(Figure contents as structured data)

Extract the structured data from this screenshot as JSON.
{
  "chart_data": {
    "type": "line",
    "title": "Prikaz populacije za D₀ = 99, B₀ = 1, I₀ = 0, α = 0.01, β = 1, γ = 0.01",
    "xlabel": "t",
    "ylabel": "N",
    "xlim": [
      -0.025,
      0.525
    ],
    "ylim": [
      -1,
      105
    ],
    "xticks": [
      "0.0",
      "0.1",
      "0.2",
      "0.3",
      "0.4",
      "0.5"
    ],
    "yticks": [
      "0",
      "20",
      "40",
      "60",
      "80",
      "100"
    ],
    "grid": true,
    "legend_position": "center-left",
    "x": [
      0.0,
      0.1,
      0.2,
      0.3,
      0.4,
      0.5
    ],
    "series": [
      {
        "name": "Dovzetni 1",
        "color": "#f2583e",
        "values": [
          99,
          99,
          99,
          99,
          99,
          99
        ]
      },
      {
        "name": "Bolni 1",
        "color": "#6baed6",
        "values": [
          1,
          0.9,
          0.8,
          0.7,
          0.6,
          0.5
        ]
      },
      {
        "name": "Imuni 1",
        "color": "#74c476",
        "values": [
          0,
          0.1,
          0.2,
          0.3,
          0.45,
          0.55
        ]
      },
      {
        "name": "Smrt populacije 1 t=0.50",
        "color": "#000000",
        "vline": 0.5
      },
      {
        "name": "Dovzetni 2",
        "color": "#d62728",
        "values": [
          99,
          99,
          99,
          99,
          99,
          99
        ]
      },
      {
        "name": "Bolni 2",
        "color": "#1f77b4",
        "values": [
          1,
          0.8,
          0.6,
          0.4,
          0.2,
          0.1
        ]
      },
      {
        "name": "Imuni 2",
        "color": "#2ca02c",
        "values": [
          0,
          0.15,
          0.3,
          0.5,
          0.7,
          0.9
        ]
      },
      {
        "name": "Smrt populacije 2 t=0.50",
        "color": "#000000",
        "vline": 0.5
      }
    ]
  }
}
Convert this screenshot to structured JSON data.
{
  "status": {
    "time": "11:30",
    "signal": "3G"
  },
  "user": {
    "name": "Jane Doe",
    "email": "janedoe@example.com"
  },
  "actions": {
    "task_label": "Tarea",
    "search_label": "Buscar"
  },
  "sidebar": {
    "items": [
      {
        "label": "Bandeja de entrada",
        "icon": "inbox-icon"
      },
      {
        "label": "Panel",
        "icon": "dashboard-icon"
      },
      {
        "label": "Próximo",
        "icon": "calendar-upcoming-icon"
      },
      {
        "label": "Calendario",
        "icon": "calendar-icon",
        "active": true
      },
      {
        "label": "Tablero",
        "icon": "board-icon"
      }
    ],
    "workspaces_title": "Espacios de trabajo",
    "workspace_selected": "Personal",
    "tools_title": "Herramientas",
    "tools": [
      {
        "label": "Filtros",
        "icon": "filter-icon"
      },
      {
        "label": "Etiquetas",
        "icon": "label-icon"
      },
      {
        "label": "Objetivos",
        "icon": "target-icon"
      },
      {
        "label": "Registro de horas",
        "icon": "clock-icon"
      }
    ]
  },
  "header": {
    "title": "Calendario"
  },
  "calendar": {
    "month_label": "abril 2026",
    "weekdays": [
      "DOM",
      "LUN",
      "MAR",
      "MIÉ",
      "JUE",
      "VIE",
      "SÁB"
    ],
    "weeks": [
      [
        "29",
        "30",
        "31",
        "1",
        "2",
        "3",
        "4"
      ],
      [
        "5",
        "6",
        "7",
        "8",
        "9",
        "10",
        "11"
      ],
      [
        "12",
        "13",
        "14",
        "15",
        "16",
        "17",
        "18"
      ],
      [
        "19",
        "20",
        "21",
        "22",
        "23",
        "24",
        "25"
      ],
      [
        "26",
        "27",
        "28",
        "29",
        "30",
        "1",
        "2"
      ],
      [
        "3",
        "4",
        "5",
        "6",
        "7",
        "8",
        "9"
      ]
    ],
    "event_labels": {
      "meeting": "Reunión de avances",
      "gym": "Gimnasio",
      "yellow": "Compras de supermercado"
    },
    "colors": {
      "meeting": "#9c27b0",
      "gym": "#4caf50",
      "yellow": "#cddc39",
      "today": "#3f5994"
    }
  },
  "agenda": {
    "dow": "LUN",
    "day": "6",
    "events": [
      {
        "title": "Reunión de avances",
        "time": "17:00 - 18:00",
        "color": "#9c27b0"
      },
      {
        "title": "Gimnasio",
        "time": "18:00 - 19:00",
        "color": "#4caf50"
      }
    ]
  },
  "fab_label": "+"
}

## GIVEN INSTRUCTION
Collect each line containing the string "Reunión".

## ANSWER
      "meeting": "Reunión de avances",
        "title": "Reunión de avances",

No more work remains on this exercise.